PROBLEM TO SOLVE ▸
List all lines in the material below that contain "this".

SUPPLIED DATA ▸
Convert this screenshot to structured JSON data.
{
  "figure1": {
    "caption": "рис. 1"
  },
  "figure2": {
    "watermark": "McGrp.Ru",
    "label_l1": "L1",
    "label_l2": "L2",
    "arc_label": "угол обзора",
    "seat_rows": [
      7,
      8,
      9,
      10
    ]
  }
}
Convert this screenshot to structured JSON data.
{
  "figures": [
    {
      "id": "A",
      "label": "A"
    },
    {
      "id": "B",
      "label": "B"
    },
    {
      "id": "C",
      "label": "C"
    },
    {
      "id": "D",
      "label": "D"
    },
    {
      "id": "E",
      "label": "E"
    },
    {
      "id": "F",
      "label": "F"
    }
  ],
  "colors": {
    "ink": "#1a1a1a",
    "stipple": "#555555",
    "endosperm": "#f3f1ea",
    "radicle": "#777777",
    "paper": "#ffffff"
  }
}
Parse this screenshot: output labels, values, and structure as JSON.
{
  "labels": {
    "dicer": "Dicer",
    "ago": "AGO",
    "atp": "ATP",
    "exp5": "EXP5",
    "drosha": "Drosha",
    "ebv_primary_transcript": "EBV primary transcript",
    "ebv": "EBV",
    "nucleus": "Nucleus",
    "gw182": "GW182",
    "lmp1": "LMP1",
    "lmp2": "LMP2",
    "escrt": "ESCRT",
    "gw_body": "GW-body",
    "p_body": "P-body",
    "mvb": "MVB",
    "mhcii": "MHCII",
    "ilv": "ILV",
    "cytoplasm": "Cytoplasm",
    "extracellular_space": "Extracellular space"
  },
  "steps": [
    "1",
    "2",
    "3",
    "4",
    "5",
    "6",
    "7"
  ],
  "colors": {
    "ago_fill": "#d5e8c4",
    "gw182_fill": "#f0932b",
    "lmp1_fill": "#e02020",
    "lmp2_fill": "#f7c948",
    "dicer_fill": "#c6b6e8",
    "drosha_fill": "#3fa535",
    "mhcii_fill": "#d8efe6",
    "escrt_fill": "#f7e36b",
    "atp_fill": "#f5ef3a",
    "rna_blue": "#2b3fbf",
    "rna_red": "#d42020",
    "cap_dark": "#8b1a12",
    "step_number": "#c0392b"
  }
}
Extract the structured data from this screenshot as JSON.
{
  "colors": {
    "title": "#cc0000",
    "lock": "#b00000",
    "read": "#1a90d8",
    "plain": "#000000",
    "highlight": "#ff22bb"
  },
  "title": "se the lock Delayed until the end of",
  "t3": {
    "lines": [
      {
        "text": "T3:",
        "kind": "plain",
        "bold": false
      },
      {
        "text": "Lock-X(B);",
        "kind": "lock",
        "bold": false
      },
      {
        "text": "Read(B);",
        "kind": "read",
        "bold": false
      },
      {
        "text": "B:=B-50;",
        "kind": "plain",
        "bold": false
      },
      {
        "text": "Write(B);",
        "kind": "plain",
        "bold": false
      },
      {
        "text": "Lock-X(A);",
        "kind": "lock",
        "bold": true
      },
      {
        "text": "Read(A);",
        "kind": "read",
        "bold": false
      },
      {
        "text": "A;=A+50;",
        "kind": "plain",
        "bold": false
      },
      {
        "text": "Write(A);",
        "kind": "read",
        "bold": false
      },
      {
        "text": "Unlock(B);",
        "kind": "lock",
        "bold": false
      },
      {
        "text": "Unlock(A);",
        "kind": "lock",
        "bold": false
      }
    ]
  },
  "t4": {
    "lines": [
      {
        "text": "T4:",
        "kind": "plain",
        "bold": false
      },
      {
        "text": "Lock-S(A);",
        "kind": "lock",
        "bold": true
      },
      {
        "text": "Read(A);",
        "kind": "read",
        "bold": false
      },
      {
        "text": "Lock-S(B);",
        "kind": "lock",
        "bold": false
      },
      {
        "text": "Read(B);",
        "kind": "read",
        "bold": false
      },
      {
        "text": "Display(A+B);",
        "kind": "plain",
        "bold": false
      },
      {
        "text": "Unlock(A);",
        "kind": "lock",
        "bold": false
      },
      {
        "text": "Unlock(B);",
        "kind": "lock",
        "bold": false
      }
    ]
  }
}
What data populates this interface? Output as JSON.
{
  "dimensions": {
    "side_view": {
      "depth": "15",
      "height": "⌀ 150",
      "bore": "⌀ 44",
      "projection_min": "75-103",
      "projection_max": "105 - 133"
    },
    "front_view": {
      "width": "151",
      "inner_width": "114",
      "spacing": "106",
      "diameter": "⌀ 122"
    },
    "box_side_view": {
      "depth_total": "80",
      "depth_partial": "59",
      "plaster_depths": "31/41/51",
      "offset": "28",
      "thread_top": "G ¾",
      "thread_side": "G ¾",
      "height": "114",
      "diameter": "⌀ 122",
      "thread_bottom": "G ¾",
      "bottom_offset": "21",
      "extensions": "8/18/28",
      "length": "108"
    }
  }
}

SOLUTION ▸
Convert this screenshot to structured JSON data.
Convert this screenshot to structured JSON data.
Parse this screenshot: output labels, values, and structure as JSON.
Extract the structured data from this screenshot as JSON.
What data populates this interface? Output as JSON.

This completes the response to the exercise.